From the line that includes "Decode this image" to the last line of the records that follow, copy every line exactly and nothing more, omitting pictures.
------------
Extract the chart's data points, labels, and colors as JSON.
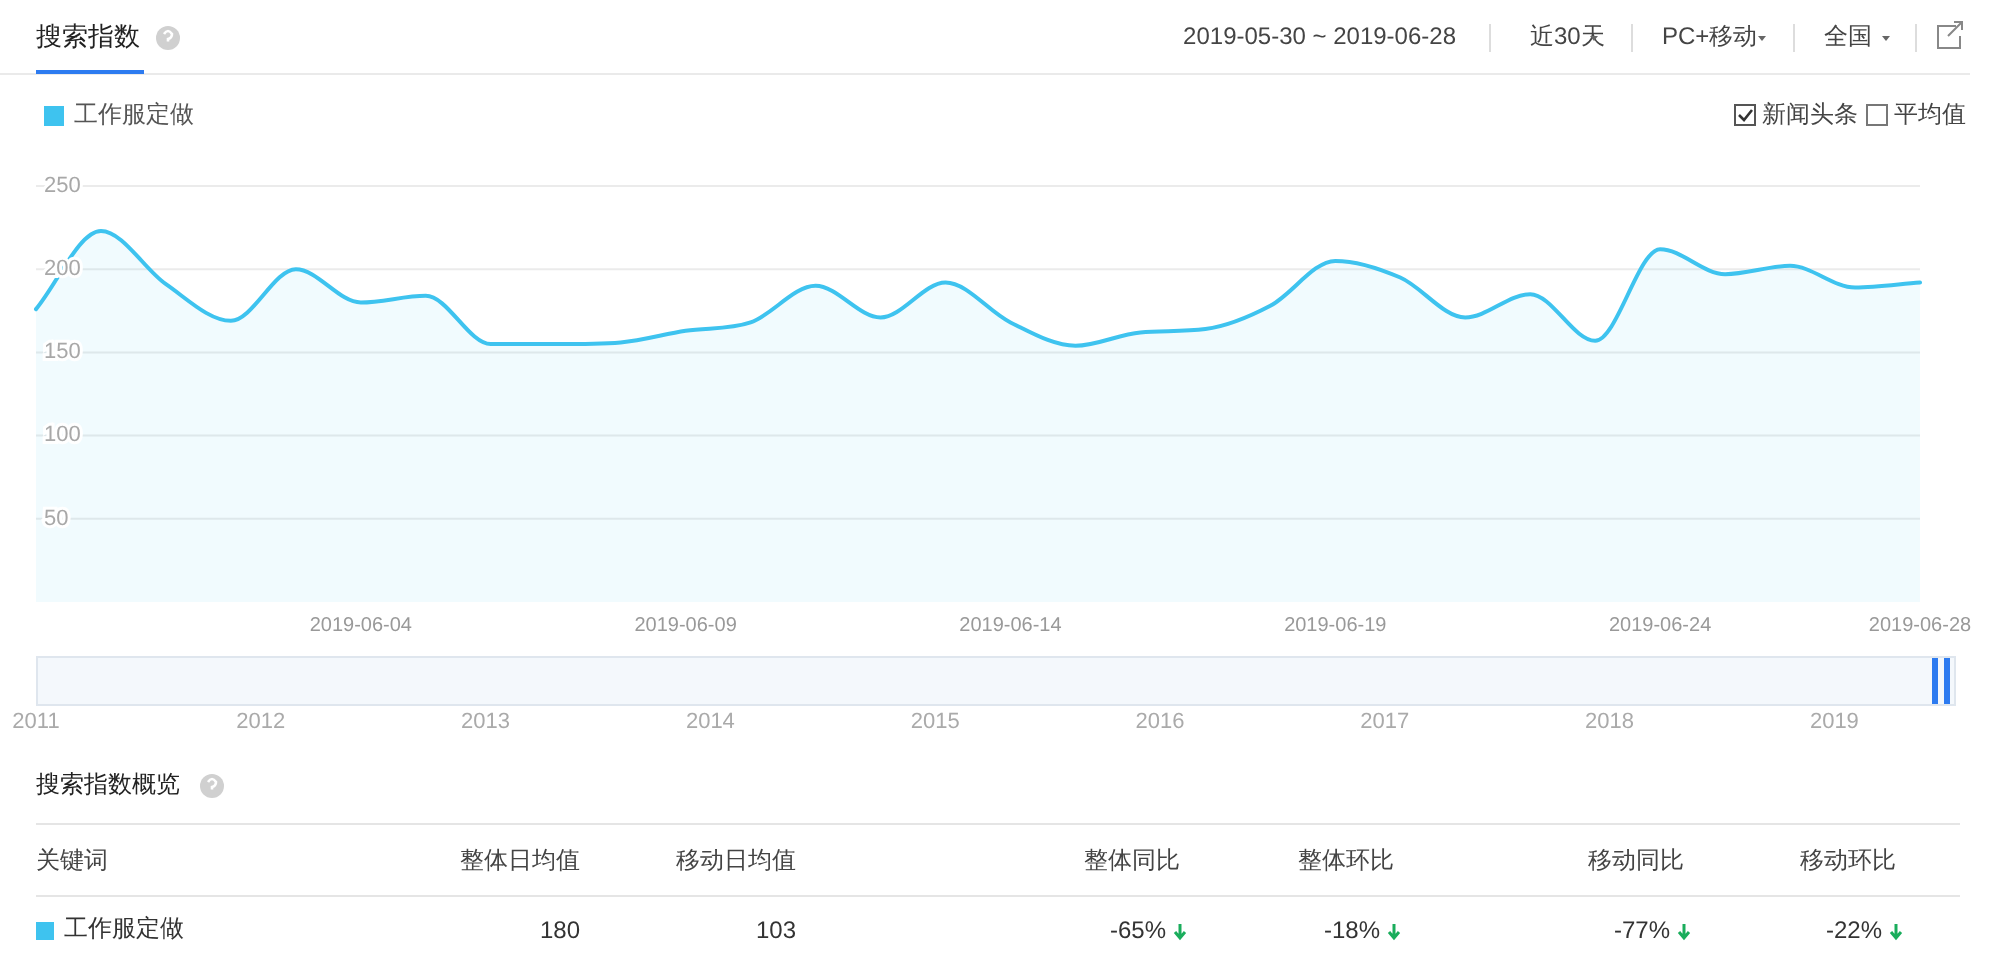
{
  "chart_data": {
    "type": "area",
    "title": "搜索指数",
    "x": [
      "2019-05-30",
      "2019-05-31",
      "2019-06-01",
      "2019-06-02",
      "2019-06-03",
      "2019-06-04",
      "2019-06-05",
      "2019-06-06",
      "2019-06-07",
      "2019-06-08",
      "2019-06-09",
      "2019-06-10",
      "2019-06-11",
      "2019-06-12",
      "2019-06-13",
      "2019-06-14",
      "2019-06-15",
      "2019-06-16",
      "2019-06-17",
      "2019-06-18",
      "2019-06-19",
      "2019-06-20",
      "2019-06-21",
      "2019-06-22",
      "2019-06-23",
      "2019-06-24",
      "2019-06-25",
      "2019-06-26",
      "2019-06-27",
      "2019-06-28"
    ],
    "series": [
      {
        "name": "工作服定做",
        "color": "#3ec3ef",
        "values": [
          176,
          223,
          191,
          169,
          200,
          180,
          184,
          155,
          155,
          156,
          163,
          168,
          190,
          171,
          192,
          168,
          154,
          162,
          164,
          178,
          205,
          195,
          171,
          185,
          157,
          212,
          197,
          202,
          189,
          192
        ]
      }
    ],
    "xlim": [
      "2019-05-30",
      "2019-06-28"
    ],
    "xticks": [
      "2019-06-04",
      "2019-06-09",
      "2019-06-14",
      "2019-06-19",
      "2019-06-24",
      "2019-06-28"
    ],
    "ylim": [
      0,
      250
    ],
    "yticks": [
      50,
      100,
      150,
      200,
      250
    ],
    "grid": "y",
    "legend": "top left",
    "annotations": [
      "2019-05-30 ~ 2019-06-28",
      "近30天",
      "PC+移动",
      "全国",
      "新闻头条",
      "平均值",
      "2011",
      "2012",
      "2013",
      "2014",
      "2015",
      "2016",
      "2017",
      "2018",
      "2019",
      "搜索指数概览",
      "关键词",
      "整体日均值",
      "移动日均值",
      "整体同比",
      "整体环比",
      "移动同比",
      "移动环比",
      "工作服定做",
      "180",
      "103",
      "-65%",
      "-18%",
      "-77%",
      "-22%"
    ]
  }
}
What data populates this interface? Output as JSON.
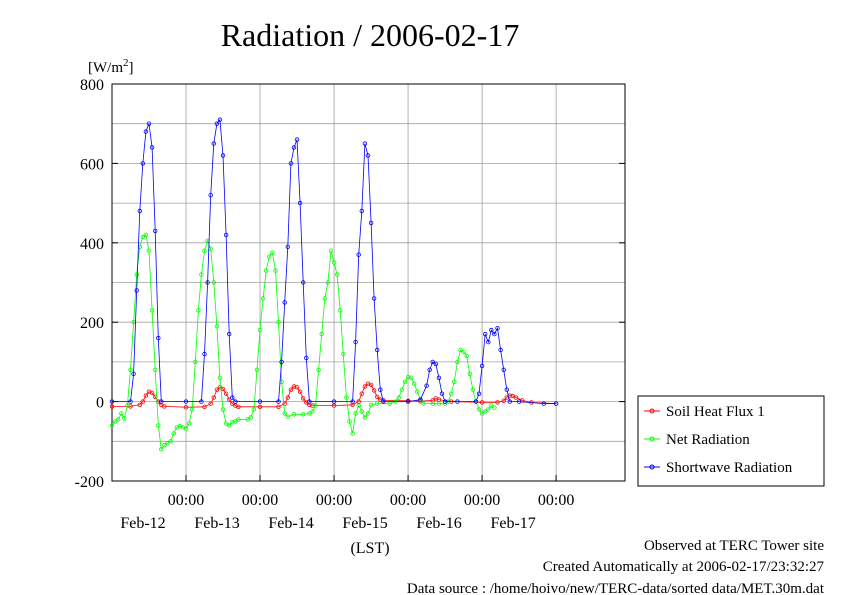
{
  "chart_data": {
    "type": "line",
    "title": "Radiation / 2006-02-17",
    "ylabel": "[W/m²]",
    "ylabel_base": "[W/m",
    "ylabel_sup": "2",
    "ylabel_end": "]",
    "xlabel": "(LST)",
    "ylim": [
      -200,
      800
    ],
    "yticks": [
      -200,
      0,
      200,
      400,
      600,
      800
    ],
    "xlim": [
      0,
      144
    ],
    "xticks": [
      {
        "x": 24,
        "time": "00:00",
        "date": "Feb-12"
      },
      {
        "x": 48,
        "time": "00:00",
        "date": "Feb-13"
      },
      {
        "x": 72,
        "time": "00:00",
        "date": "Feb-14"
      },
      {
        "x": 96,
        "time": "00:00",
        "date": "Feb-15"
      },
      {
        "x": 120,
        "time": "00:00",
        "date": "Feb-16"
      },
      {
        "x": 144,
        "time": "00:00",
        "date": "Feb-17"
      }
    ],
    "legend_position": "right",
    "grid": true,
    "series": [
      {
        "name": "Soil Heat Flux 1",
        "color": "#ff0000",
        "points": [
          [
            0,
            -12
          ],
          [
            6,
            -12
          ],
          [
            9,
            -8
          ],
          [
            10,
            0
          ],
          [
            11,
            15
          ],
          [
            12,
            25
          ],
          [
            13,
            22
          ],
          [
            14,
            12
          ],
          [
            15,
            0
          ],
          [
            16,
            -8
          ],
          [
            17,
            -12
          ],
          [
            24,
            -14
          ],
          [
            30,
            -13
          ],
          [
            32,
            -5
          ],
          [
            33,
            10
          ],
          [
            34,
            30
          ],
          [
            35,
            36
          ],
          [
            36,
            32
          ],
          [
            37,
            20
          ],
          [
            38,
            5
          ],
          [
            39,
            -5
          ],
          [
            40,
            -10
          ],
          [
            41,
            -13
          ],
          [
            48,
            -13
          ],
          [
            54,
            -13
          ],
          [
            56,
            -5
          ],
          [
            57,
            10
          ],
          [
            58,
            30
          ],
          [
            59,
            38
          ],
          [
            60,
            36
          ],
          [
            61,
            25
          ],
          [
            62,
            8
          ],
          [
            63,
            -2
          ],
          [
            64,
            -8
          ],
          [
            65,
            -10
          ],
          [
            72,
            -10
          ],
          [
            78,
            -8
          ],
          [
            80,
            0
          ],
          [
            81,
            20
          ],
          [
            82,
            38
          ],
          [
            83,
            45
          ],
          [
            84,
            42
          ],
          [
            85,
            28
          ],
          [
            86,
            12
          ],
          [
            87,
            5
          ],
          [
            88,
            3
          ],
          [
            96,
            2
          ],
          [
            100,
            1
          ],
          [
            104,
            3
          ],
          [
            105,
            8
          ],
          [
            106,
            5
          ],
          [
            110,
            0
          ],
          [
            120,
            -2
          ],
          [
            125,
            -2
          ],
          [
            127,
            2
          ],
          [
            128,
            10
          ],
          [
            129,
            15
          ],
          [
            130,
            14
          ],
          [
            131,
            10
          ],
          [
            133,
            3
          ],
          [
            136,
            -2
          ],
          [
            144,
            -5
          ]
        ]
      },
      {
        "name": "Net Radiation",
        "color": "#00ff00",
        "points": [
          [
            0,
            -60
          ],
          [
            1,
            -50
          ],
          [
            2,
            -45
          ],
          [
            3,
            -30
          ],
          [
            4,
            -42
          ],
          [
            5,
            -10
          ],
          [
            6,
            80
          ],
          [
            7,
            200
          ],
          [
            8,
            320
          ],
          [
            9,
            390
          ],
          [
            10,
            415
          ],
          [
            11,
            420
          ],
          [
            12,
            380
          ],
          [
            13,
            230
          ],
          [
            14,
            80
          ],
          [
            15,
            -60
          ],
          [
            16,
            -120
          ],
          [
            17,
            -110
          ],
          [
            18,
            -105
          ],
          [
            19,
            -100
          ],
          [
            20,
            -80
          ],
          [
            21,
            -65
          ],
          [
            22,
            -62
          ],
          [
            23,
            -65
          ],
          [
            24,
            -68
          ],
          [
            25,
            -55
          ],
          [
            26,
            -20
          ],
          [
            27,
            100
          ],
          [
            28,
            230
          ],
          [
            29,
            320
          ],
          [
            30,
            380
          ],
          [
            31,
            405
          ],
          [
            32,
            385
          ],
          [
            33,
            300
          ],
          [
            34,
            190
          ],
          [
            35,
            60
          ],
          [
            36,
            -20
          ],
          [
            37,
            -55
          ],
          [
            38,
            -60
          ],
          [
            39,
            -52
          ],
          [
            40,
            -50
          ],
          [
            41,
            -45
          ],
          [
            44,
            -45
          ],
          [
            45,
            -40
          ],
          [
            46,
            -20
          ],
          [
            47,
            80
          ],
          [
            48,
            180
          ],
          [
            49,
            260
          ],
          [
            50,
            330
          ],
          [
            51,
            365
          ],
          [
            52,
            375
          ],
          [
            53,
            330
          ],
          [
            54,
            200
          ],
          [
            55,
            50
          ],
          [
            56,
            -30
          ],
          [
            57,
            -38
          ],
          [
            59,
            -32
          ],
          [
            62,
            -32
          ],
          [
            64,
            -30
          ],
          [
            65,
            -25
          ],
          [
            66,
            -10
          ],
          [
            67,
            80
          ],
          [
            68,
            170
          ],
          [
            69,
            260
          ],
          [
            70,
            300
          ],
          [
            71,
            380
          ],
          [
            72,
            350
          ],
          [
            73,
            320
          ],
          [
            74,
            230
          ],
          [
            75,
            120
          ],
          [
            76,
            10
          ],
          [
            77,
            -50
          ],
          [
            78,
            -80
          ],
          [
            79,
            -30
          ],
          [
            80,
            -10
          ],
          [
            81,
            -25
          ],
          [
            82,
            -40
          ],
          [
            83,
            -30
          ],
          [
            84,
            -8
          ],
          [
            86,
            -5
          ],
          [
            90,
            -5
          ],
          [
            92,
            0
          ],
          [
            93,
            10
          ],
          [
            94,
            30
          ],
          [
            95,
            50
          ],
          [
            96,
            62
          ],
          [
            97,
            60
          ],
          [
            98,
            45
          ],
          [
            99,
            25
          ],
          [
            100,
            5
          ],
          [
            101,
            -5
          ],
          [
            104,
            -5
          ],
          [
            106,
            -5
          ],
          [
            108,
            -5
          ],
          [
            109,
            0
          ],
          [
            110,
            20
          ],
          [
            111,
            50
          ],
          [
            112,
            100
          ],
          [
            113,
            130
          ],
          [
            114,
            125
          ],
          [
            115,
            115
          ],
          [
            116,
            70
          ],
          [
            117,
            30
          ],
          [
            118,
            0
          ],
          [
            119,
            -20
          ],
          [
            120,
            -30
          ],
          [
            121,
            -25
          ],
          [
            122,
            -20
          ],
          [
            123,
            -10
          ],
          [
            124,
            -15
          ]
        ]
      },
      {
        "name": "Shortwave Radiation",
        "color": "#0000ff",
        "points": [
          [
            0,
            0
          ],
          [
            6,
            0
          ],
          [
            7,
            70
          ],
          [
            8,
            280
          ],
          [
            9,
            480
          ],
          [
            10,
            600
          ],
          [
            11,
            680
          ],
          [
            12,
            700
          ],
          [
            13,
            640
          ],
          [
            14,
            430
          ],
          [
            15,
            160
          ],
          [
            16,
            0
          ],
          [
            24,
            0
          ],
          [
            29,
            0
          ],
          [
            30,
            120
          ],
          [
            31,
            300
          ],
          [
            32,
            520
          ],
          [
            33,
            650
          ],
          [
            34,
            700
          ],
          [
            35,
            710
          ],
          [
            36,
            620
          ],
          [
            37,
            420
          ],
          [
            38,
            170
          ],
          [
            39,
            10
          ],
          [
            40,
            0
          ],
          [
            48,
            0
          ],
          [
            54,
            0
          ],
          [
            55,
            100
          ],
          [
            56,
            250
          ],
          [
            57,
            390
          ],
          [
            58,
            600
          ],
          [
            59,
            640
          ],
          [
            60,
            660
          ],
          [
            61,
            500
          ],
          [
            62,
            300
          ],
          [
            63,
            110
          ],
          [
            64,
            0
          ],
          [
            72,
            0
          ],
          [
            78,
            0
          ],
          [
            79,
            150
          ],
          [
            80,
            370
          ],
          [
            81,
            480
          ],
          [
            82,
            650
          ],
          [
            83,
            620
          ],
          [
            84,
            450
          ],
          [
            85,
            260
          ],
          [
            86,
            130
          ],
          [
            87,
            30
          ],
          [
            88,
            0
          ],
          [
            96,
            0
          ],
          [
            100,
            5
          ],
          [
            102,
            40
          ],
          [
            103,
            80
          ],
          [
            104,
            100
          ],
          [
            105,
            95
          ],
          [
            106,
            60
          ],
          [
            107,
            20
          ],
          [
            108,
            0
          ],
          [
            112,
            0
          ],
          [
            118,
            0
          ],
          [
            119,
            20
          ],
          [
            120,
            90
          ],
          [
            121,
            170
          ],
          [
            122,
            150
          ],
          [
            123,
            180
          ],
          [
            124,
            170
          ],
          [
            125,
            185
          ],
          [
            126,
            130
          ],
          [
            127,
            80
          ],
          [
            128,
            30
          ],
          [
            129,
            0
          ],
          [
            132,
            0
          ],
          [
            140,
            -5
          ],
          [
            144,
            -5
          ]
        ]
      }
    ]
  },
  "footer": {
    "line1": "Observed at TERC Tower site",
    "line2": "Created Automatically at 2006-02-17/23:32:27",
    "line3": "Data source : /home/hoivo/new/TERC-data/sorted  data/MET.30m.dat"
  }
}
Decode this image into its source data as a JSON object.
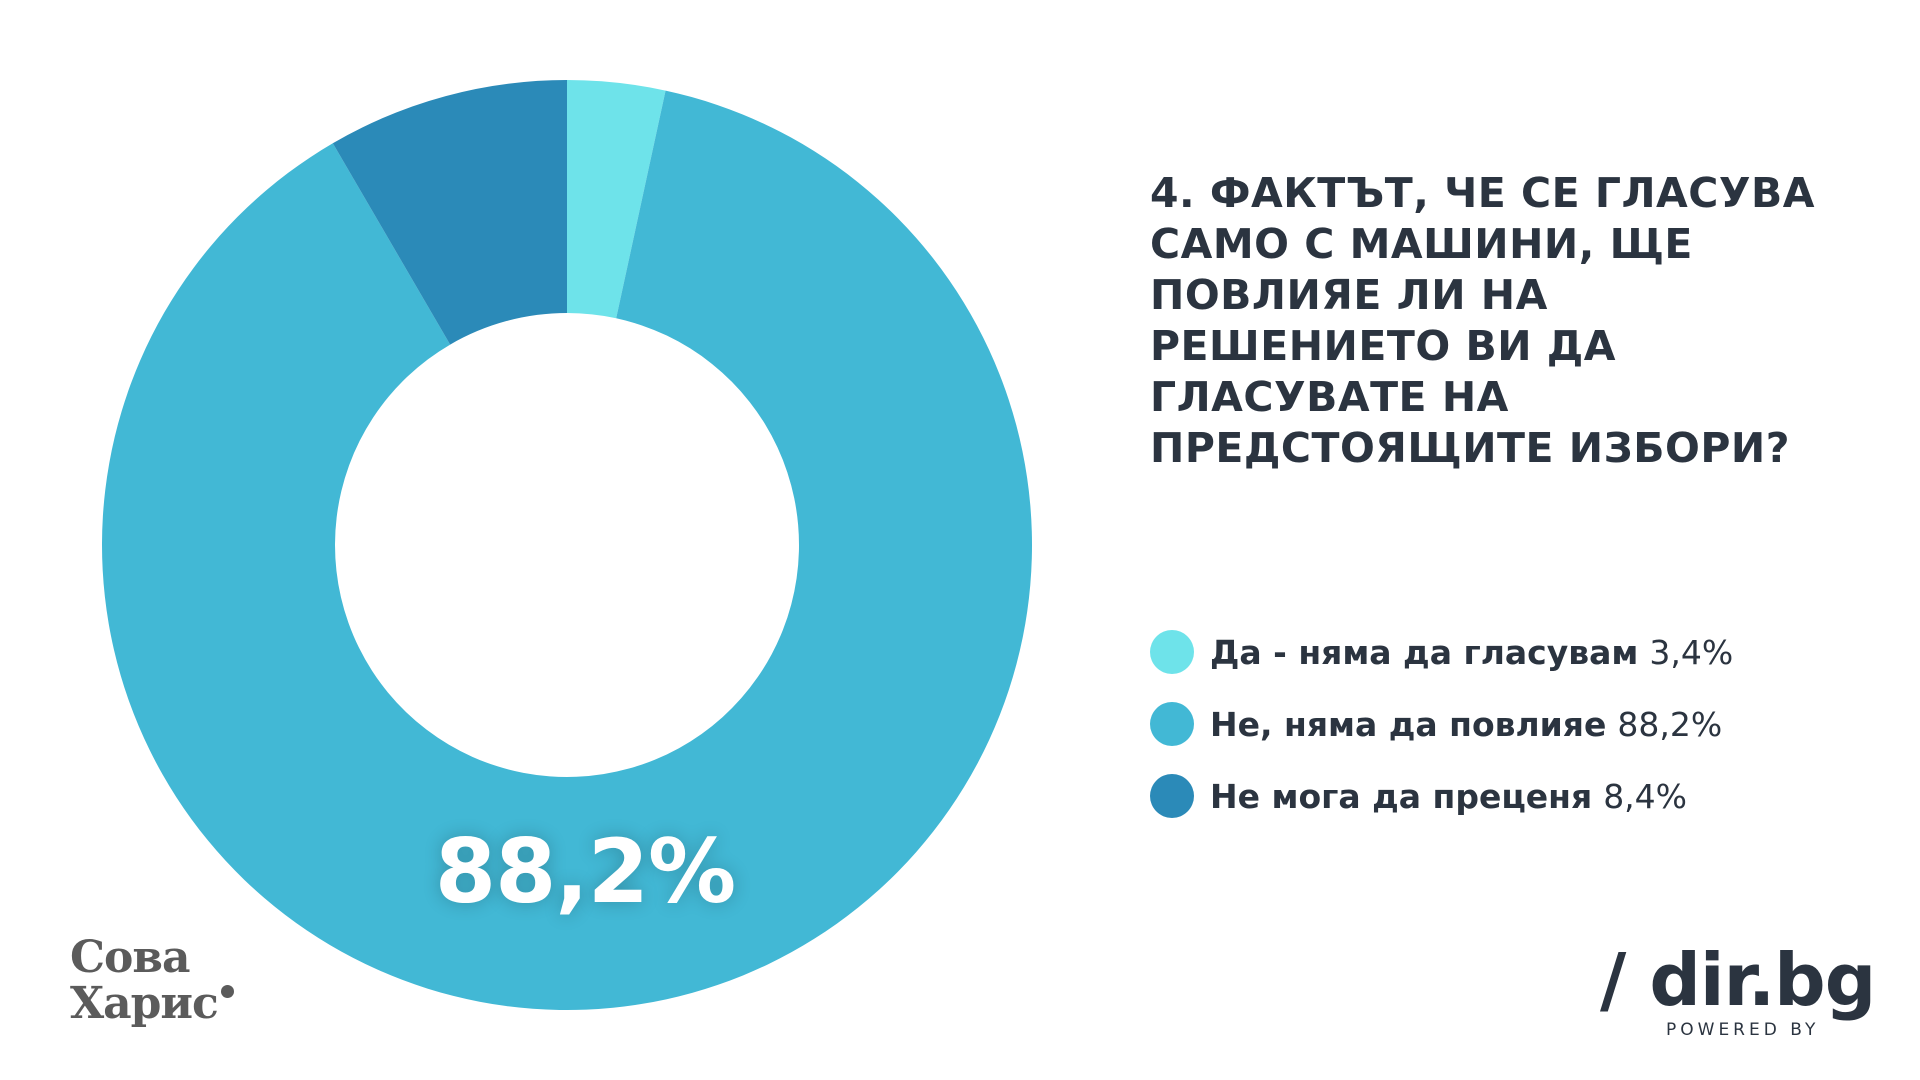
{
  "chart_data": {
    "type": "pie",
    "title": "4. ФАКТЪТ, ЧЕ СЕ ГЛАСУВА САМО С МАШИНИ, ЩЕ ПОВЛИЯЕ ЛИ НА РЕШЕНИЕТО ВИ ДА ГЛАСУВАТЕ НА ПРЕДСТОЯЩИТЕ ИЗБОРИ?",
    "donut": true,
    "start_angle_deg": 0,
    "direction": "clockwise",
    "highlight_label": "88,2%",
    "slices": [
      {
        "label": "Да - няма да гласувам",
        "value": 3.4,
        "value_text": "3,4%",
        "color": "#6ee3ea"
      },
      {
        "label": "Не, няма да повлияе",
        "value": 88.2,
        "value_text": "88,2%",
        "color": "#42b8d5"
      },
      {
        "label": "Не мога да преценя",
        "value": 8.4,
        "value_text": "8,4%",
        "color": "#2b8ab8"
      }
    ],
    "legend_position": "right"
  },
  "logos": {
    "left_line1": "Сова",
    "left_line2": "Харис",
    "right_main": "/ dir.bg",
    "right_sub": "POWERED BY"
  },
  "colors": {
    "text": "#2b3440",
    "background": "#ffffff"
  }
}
------------
Response to this task |
Decode this image into its source data as a JSON object.
{
  "chart_data": {
    "type": "pie",
    "title": "4. ФАКТЪТ, ЧЕ СЕ ГЛАСУВА САМО С МАШИНИ, ЩЕ ПОВЛИЯЕ ЛИ НА РЕШЕНИЕТО ВИ ДА ГЛАСУВАТЕ НА ПРЕДСТОЯЩИТЕ ИЗБОРИ?",
    "donut": true,
    "start_angle_deg": 0,
    "direction": "clockwise",
    "highlight_label": "88,2%",
    "slices": [
      {
        "label": "Да - няма да гласувам",
        "value": 3.4,
        "value_text": "3,4%",
        "color": "#6ee3ea"
      },
      {
        "label": "Не, няма да повлияе",
        "value": 88.2,
        "value_text": "88,2%",
        "color": "#42b8d5"
      },
      {
        "label": "Не мога да преценя",
        "value": 8.4,
        "value_text": "8,4%",
        "color": "#2b8ab8"
      }
    ],
    "legend_position": "right"
  },
  "logos": {
    "left_line1": "Сова",
    "left_line2": "Харис",
    "right_main": "/ dir.bg",
    "right_sub": "POWERED BY"
  },
  "colors": {
    "text": "#2b3440",
    "background": "#ffffff"
  }
}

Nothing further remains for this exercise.